| Given data |
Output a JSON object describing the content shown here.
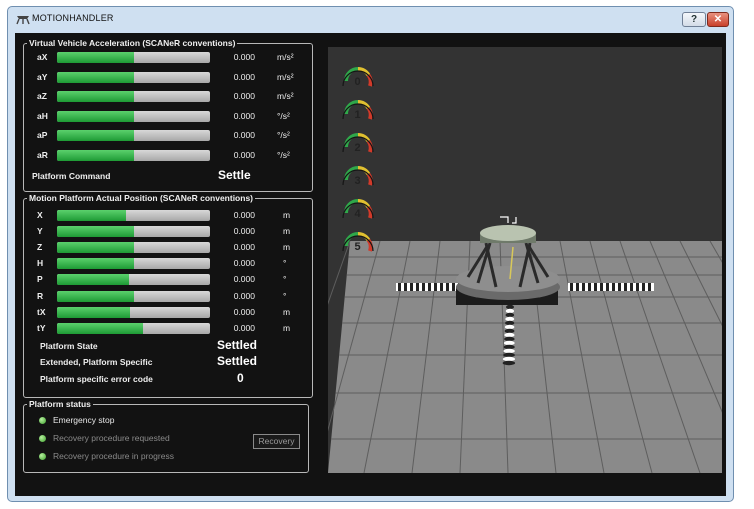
{
  "window": {
    "title": "MOTIONHANDLER",
    "help_label": "?",
    "close_label": "✕"
  },
  "acceleration": {
    "title": "Virtual Vehicle Acceleration (SCANeR conventions)",
    "rows": [
      {
        "label": "aX",
        "value": "0.000",
        "unit": "m/s²",
        "level": 0.5
      },
      {
        "label": "aY",
        "value": "0.000",
        "unit": "m/s²",
        "level": 0.5
      },
      {
        "label": "aZ",
        "value": "0.000",
        "unit": "m/s²",
        "level": 0.5
      },
      {
        "label": "aH",
        "value": "0.000",
        "unit": "°/s²",
        "level": 0.5
      },
      {
        "label": "aP",
        "value": "0.000",
        "unit": "°/s²",
        "level": 0.5
      },
      {
        "label": "aR",
        "value": "0.000",
        "unit": "°/s²",
        "level": 0.5
      }
    ],
    "command_label": "Platform Command",
    "command_value": "Settle"
  },
  "position": {
    "title": "Motion Platform Actual Position (SCANeR conventions)",
    "rows": [
      {
        "label": "X",
        "value": "0.000",
        "unit": "m",
        "level": 0.45
      },
      {
        "label": "Y",
        "value": "0.000",
        "unit": "m",
        "level": 0.5
      },
      {
        "label": "Z",
        "value": "0.000",
        "unit": "m",
        "level": 0.5
      },
      {
        "label": "H",
        "value": "0.000",
        "unit": "°",
        "level": 0.5
      },
      {
        "label": "P",
        "value": "0.000",
        "unit": "°",
        "level": 0.47
      },
      {
        "label": "R",
        "value": "0.000",
        "unit": "°",
        "level": 0.5
      },
      {
        "label": "tX",
        "value": "0.000",
        "unit": "m",
        "level": 0.48
      },
      {
        "label": "tY",
        "value": "0.000",
        "unit": "m",
        "level": 0.56
      }
    ],
    "state_label": "Platform State",
    "state_value": "Settled",
    "extended_label": "Extended, Platform Specific",
    "extended_value": "Settled",
    "error_label": "Platform specific error code",
    "error_value": "0"
  },
  "status": {
    "title": "Platform status",
    "items": [
      {
        "label": "Emergency stop",
        "active": true
      },
      {
        "label": "Recovery procedure requested",
        "active": false
      },
      {
        "label": "Recovery procedure in progress",
        "active": false
      }
    ],
    "recovery_button": "Recovery"
  },
  "gauges": [
    "0",
    "1",
    "2",
    "3",
    "4",
    "5"
  ],
  "colors": {
    "bar_fill": "#2fb045",
    "bar_track": "#c0c0c0",
    "viewport_bg": "#333333",
    "client_bg": "#121212",
    "floor": "#8a8a8a"
  }
}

| Stated goal |
Lines containing the string "Settled" should be counted; reply with their number and nothing more.

| Response |
2